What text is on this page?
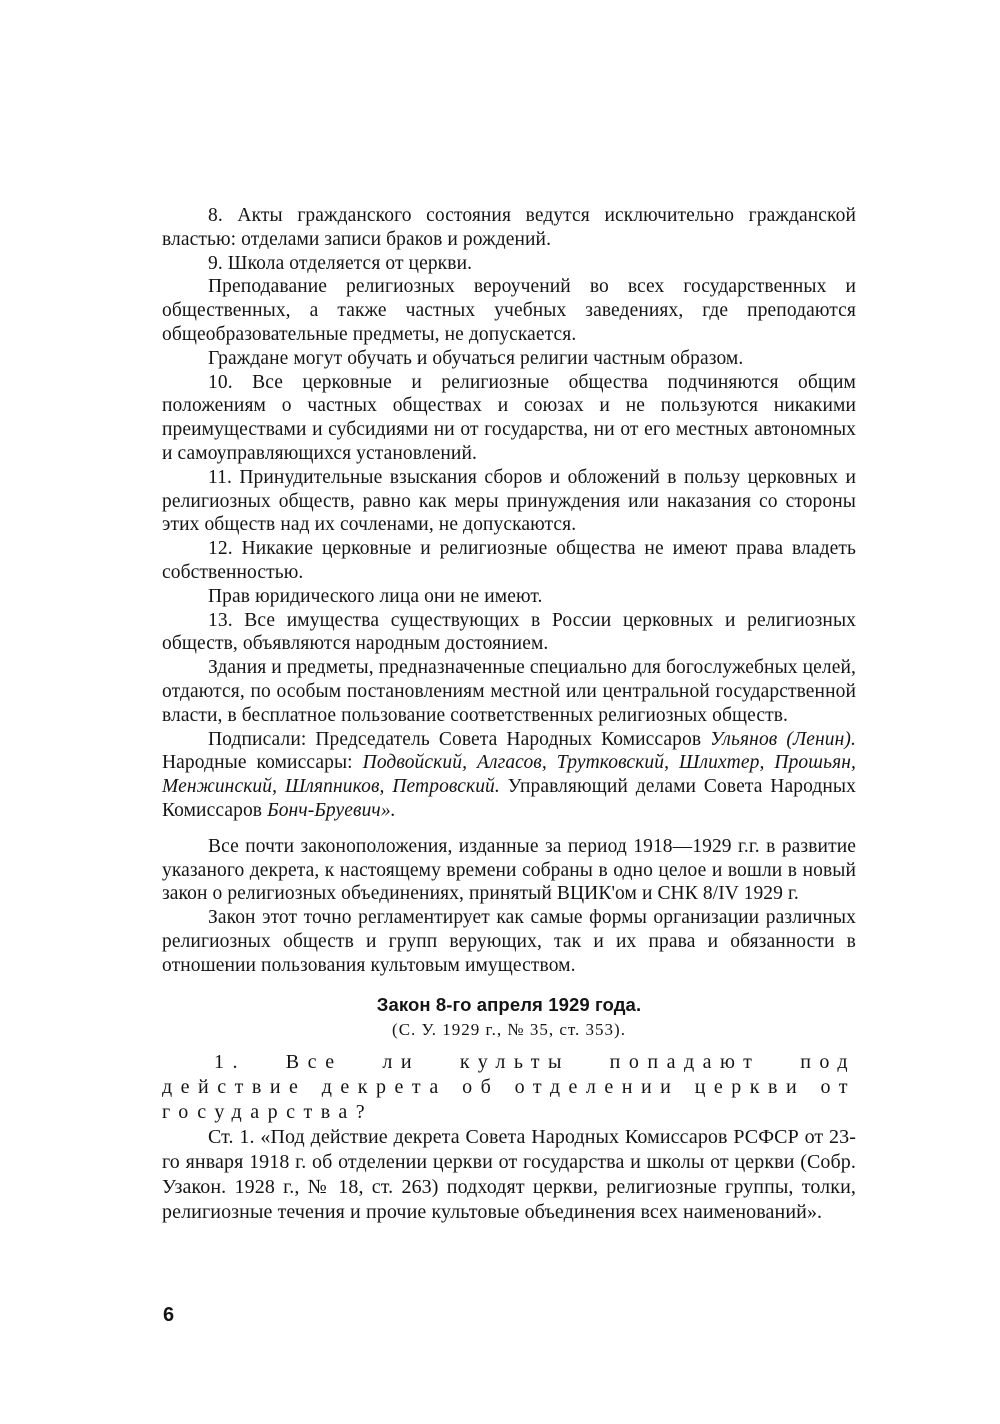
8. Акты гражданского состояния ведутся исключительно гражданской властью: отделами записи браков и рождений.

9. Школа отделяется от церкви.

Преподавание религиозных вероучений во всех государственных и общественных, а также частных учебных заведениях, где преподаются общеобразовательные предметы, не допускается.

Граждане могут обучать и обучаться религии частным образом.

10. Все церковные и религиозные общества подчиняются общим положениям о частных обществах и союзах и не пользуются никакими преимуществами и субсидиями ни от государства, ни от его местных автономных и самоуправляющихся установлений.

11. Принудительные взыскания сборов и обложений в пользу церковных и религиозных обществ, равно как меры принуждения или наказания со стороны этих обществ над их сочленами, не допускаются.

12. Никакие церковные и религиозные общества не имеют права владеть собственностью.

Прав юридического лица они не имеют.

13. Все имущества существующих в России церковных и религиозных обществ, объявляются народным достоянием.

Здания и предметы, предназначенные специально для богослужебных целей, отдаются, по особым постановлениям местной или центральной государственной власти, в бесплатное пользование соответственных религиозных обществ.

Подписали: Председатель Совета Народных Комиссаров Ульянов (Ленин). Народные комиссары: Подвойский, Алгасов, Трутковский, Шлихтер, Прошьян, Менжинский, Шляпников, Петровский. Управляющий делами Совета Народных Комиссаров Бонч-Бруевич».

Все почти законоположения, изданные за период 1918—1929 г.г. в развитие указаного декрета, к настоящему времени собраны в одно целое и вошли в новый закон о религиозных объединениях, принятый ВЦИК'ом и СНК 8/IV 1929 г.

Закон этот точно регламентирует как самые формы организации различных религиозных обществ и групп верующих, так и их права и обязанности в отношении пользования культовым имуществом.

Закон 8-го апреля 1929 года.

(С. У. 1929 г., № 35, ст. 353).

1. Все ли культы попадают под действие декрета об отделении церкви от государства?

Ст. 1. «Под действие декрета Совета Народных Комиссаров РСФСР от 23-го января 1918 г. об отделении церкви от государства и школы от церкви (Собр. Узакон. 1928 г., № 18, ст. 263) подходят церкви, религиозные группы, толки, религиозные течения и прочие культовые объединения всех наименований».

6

■ ■ ■ ■ ■ ■ ■

* **Work required**:
List the lines of the material in which the word "имеют" occurs.

* **Result below**:
12. Никакие церковные и религиозные общества не имеют права владеть собственностью.
Прав юридического лица они не имеют.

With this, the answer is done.